* BEGIN RECORD EXTRACTS *
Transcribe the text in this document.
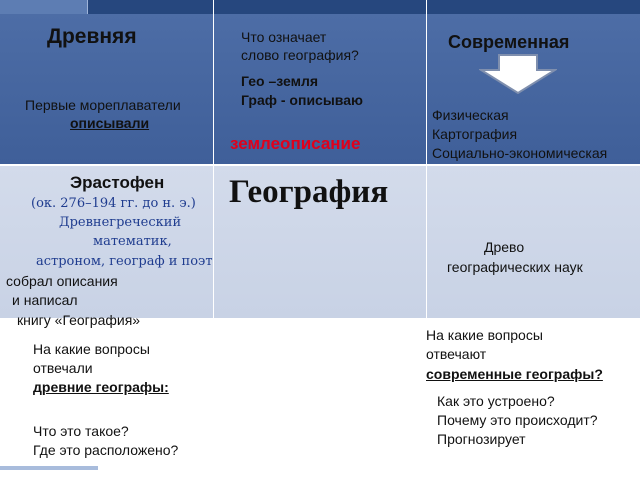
Древняя
Первые мореплаватели
описывали
Что означает
слово география?
Гео –земля
Граф - описываю
землеописание
Современная
Физическая
Картография
Социально-экономическая
Эрастофен
(ок. 276–194 гг. до н. э.)
Древнегреческий
математик,
астроном, географ и поэт
собрал описания
и написал
книгу «География»
География
Древо
географических наук
На какие вопросы
отвечали
древние географы:
Что это такое?
Где это расположено?
На какие вопросы
отвечают
современные географы?
Как это устроено?
Почему это происходит?
Прогнозирует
* END RECORD EXTRACTS *
■ **TASK DIRECTIONS**: Set down every entry word for word, but omit the pictures.

■ **THE REPLY**:
Transcribe the text in this document.
Древняя
Первые мореплаватели
описывали
Что означает
слово география?
Гео –земля
Граф - описываю
землеописание
Современная
Физическая
Картография
Социально-экономическая
Эрастофен
(ок. 276–194 гг. до н. э.)
Древнегреческий
математик,
астроном, географ и поэт
собрал описания
и написал
книгу «География»
География
Древо
географических наук
На какие вопросы
отвечали
древние географы:
Что это такое?
Где это расположено?
На какие вопросы
отвечают
современные географы?
Как это устроено?
Почему это происходит?
Прогнозирует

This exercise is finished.